WHAT IS EXPECTED
Pull each line holding "JSON" out of the entries below.

(Chart and figure data)
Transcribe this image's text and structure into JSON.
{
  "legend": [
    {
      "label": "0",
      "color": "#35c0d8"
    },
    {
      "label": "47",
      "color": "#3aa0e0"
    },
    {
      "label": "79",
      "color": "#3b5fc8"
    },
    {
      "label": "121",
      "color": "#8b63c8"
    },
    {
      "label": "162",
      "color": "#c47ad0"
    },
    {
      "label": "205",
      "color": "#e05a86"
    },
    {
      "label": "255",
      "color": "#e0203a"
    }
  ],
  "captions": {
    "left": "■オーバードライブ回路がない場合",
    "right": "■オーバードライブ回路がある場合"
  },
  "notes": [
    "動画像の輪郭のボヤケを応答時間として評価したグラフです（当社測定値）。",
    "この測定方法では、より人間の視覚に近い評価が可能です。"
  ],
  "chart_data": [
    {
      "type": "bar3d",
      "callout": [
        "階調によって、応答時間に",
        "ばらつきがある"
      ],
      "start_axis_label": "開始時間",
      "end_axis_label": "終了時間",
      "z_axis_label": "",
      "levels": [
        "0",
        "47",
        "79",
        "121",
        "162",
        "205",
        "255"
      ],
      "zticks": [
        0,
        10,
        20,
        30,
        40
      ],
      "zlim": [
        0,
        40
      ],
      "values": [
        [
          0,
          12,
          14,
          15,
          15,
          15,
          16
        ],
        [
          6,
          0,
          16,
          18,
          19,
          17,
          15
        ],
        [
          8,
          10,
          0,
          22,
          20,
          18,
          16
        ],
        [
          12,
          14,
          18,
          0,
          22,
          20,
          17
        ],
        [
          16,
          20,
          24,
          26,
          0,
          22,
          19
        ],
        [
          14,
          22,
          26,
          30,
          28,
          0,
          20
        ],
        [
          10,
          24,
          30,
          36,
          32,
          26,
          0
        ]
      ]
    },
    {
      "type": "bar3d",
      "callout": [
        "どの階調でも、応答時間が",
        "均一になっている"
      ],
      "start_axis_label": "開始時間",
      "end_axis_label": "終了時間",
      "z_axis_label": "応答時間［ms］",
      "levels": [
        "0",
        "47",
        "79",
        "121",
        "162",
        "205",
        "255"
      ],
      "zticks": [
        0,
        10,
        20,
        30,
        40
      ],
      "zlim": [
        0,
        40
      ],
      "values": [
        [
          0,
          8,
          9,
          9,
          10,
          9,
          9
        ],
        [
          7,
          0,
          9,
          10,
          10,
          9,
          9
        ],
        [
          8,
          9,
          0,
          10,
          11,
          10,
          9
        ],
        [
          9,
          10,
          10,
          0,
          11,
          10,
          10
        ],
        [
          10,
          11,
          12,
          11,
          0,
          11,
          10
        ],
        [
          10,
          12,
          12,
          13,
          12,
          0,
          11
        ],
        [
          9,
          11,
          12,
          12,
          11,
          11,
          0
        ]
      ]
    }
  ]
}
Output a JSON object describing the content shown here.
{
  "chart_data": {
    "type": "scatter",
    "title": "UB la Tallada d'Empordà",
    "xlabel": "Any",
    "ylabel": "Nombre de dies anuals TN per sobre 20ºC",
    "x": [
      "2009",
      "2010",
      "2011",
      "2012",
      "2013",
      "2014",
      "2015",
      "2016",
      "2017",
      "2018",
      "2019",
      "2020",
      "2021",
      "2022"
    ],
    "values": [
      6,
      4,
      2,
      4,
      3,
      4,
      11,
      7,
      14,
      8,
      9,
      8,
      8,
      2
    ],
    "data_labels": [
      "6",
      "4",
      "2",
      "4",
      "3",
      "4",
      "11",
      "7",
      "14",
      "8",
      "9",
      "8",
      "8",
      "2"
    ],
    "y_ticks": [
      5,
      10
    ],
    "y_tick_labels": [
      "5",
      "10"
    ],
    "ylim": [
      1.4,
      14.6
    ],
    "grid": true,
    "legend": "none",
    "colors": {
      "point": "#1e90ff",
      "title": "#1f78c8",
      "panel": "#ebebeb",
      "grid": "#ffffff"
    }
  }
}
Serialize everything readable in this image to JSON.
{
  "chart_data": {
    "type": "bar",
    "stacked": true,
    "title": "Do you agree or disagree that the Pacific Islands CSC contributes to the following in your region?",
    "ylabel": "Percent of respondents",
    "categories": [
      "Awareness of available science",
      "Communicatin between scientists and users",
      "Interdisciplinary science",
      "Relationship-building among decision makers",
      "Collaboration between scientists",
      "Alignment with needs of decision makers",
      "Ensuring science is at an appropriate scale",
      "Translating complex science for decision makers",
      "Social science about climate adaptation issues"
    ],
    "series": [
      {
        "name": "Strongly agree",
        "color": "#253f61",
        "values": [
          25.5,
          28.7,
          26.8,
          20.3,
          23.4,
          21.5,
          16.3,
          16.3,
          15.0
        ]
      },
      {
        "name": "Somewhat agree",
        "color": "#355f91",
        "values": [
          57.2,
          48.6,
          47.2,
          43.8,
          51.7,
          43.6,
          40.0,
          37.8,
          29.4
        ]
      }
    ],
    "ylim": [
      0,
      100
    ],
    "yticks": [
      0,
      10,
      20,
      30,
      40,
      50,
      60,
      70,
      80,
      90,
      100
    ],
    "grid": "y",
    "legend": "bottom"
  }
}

---

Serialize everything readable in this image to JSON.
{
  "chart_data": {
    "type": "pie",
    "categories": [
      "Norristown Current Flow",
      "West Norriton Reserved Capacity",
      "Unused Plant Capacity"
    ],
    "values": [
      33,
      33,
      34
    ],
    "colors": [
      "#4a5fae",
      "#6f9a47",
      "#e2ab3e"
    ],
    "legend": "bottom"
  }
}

* * *

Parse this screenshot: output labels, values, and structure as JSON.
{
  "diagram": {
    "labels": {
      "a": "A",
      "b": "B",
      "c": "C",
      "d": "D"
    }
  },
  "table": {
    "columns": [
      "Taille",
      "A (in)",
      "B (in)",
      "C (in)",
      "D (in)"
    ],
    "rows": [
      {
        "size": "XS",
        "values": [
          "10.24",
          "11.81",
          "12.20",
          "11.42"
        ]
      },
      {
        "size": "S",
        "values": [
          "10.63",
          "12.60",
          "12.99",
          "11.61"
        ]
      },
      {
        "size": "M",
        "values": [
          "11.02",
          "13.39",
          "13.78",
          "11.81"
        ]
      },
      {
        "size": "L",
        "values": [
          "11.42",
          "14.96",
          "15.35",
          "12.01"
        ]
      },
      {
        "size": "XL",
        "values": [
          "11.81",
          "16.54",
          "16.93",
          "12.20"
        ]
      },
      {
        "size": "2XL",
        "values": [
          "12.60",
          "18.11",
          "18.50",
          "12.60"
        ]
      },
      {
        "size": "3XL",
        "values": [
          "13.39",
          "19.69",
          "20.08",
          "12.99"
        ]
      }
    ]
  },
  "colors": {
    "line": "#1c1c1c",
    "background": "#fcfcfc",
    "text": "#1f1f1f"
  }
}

EXERCISE OUTPUT
Transcribe this image's text and structure into JSON.
Output a JSON object describing the content shown here.
Serialize everything readable in this image to JSON.
Serialize everything readable in this image to JSON.
Parse this screenshot: output labels, values, and structure as JSON.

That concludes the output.